[Structured figure records]
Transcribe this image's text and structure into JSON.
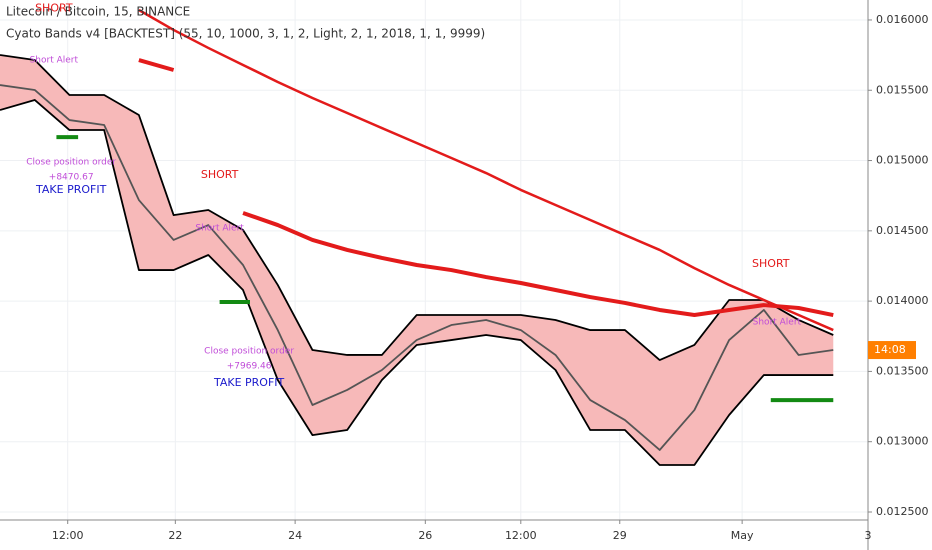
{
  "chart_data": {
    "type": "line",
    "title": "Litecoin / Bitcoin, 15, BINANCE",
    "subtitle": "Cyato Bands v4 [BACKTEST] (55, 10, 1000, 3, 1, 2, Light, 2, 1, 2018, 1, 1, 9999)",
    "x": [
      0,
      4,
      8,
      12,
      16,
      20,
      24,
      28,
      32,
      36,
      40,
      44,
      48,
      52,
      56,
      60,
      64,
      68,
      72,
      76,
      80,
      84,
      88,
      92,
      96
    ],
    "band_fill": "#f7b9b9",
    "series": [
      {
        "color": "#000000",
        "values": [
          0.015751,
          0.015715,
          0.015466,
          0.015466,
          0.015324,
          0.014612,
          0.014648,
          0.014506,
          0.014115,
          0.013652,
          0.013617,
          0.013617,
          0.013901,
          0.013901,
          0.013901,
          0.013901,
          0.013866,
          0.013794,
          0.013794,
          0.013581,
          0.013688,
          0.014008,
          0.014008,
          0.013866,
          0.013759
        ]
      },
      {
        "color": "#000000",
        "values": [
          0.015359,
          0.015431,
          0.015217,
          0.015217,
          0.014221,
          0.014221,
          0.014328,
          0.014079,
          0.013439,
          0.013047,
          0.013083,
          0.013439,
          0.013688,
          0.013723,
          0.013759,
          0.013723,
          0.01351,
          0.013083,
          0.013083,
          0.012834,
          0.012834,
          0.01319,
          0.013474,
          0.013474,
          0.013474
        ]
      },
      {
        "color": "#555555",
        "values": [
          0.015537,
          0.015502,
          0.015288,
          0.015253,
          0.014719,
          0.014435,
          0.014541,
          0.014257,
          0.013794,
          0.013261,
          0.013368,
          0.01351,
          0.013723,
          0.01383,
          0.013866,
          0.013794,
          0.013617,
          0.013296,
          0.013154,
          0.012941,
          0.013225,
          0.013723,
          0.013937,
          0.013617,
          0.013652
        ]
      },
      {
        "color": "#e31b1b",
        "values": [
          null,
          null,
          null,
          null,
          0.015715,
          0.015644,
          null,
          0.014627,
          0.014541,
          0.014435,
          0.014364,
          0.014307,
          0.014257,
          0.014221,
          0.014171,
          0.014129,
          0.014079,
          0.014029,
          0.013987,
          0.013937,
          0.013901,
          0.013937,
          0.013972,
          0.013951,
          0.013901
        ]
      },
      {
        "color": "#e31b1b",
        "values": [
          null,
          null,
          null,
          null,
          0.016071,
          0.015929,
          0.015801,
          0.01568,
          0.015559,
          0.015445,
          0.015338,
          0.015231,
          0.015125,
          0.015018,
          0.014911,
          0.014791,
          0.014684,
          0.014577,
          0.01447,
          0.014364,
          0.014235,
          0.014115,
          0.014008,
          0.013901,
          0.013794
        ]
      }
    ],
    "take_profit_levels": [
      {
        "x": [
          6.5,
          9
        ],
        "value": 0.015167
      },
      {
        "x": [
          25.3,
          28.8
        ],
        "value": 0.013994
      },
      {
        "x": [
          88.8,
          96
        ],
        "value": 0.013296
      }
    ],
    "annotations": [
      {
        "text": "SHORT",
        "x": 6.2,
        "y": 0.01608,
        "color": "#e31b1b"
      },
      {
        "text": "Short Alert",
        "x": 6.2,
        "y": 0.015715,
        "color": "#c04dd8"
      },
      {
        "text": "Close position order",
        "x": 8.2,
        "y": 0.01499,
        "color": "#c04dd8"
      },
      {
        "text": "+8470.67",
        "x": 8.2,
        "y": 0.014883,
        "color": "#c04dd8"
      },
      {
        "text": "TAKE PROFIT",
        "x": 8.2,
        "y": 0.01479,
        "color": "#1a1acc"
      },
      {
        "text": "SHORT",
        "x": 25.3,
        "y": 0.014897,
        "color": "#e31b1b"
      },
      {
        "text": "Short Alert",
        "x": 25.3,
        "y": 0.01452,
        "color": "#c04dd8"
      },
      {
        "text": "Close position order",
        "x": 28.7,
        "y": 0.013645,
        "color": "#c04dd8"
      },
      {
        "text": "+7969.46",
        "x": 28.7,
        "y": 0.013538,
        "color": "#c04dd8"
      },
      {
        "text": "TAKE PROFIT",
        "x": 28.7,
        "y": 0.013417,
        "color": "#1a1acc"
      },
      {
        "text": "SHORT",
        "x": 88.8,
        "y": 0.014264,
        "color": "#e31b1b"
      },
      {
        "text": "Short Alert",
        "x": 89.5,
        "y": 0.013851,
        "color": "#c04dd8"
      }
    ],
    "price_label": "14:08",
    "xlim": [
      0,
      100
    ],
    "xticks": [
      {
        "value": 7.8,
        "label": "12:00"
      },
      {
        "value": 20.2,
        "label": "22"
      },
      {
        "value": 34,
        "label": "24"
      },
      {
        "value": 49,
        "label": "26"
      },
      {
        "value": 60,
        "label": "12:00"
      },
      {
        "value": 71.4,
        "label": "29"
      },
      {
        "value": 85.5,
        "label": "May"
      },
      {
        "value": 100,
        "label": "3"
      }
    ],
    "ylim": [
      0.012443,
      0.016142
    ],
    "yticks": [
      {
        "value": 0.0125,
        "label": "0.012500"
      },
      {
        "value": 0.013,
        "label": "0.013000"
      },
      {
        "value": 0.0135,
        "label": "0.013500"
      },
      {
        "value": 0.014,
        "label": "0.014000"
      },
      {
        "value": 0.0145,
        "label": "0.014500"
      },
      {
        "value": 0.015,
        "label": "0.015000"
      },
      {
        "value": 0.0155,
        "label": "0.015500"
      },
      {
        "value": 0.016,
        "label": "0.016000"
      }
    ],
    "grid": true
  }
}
==
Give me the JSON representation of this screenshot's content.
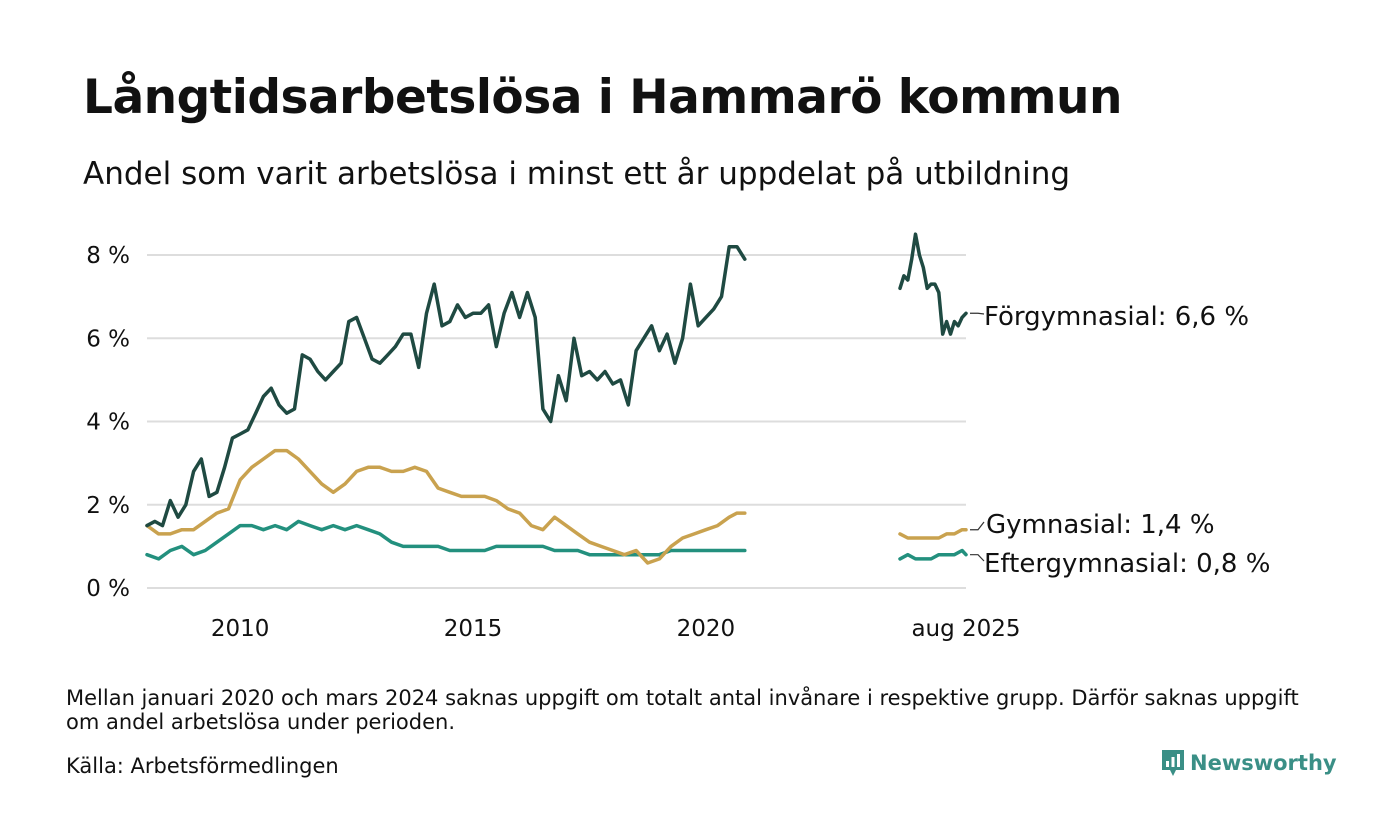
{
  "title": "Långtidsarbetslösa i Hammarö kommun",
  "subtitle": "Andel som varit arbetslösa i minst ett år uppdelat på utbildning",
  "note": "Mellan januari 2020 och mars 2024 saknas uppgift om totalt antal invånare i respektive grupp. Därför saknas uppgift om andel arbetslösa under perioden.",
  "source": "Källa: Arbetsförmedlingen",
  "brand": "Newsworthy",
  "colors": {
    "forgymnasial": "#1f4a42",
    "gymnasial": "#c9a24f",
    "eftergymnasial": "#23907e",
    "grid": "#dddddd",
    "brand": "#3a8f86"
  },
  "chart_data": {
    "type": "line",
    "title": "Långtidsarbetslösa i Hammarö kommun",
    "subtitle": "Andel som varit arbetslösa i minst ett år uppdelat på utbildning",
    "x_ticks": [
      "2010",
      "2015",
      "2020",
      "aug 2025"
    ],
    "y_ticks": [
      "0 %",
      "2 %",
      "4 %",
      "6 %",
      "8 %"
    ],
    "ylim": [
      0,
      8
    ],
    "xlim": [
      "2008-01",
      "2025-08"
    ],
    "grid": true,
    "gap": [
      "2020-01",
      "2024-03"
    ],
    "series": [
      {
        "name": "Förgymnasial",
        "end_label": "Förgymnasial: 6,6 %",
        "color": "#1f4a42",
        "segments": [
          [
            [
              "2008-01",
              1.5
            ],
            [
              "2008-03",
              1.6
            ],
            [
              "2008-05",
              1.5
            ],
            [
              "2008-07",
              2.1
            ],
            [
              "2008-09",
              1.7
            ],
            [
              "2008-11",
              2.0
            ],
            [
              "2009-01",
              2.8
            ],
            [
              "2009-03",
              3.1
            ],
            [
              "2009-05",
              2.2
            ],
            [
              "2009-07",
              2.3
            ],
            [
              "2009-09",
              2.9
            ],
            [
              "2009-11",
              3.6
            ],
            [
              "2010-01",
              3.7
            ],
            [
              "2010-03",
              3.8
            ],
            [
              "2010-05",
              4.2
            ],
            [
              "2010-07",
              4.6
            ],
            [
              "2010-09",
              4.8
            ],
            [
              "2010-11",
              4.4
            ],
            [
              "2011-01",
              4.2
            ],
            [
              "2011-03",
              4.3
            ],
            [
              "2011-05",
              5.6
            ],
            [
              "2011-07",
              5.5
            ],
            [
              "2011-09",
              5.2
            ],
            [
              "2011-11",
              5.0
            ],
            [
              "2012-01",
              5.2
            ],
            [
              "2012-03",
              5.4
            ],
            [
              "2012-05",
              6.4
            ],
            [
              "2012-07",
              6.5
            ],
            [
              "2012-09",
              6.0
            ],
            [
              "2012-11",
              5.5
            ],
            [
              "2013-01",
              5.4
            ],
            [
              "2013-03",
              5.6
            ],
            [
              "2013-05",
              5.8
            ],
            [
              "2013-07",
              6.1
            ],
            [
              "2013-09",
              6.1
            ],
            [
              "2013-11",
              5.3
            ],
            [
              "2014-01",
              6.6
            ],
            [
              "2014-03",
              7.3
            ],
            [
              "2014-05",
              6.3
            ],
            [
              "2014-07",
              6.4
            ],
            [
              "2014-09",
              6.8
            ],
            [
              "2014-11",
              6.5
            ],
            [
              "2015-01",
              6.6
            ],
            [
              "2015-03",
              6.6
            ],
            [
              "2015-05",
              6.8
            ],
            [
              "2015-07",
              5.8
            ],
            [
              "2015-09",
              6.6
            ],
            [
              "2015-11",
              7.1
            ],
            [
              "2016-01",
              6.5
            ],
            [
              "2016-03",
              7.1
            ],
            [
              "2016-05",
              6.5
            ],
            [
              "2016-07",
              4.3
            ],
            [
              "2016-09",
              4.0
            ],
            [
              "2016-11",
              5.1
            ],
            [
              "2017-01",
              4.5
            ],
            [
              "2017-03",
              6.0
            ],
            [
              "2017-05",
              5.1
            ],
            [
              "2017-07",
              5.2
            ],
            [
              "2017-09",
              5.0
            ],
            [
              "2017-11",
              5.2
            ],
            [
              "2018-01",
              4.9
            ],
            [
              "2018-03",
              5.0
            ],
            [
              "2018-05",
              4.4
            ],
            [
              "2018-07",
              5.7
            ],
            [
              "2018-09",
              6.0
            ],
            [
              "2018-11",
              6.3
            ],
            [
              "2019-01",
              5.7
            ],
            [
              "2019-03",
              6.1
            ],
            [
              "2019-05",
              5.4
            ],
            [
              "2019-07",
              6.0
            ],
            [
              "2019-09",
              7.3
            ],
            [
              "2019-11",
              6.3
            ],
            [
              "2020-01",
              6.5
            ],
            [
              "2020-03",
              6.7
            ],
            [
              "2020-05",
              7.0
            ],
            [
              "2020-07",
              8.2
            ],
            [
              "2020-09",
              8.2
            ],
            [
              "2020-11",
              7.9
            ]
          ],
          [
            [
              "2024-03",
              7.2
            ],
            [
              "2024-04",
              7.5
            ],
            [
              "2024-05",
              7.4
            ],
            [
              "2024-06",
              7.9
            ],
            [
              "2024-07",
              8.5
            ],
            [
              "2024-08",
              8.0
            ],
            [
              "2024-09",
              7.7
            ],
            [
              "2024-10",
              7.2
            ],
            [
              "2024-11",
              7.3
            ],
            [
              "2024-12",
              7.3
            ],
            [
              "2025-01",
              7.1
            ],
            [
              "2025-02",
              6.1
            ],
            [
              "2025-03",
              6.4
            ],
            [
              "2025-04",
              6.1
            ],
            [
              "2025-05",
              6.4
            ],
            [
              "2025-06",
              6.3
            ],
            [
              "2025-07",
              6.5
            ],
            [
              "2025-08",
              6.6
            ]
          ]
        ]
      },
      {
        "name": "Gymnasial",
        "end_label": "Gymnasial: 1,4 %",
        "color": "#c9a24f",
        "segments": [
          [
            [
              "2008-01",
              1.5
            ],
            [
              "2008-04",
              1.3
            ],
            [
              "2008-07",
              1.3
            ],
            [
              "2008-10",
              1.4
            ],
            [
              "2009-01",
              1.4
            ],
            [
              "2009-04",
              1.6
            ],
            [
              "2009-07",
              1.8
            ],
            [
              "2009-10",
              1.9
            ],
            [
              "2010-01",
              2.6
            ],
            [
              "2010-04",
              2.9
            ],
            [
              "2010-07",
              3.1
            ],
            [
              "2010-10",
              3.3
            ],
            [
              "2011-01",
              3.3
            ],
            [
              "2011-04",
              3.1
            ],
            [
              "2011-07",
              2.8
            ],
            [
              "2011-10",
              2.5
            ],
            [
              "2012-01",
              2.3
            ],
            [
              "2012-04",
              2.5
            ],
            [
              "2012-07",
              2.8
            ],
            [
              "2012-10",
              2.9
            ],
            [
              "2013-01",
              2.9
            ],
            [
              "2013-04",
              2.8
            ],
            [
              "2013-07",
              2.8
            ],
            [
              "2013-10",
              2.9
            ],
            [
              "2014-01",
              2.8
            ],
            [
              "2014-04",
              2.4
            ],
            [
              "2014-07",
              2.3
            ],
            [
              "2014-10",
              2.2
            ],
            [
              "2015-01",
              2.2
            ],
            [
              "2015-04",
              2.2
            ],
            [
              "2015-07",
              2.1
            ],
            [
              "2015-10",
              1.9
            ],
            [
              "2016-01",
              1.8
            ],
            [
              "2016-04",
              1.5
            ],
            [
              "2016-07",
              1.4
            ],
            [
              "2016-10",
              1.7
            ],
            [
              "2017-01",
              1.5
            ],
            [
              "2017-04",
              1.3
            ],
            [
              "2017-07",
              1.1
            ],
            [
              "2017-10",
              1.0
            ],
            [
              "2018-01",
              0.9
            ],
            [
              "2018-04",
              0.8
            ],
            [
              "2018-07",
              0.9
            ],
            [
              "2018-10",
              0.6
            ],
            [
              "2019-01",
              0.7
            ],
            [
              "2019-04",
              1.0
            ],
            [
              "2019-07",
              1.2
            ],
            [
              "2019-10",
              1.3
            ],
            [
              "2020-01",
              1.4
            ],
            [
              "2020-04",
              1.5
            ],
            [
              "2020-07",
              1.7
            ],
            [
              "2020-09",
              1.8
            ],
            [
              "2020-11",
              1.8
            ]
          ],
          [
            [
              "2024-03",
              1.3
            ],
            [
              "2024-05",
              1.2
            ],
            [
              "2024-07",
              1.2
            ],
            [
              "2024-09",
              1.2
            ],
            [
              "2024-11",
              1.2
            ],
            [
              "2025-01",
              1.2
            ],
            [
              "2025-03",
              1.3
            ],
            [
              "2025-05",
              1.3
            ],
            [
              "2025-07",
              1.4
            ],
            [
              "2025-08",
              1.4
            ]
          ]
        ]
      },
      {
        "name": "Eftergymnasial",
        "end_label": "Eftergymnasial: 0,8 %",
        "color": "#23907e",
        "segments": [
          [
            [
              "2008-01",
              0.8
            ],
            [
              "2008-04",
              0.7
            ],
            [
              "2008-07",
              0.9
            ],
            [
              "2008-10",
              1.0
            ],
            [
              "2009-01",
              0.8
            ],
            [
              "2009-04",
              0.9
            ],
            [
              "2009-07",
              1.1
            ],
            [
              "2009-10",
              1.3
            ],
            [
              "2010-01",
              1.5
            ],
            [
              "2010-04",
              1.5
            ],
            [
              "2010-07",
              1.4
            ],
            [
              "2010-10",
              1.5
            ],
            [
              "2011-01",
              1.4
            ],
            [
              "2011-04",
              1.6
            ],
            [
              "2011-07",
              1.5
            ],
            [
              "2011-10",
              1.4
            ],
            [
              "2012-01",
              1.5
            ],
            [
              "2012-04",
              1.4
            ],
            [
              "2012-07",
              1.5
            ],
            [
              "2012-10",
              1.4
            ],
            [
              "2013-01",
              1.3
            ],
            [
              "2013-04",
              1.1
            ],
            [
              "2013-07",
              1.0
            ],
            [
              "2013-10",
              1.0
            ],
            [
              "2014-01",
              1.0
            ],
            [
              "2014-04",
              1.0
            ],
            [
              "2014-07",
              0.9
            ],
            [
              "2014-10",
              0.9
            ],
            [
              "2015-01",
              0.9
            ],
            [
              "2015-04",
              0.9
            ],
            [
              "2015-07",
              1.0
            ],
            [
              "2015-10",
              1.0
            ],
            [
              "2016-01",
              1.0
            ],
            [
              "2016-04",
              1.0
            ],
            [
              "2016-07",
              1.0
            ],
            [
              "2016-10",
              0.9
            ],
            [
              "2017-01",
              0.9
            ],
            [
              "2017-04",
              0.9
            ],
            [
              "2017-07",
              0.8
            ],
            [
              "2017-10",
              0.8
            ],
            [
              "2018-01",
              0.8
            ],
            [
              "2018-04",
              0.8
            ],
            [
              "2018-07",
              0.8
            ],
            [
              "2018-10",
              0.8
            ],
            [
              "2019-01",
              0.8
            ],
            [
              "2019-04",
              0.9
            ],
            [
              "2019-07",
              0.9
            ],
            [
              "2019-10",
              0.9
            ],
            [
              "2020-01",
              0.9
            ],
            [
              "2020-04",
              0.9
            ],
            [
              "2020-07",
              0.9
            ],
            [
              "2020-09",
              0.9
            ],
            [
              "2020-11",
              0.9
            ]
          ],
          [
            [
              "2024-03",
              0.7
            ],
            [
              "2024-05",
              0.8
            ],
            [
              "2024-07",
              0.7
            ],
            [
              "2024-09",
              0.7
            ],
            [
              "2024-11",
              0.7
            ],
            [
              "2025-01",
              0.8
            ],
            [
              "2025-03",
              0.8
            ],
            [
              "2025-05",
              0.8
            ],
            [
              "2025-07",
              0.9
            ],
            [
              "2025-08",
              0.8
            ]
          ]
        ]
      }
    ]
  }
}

__Task statement__
Count each line of the entries that holds the word "uppdelat", then state the total and nothing more.

__Reply__
2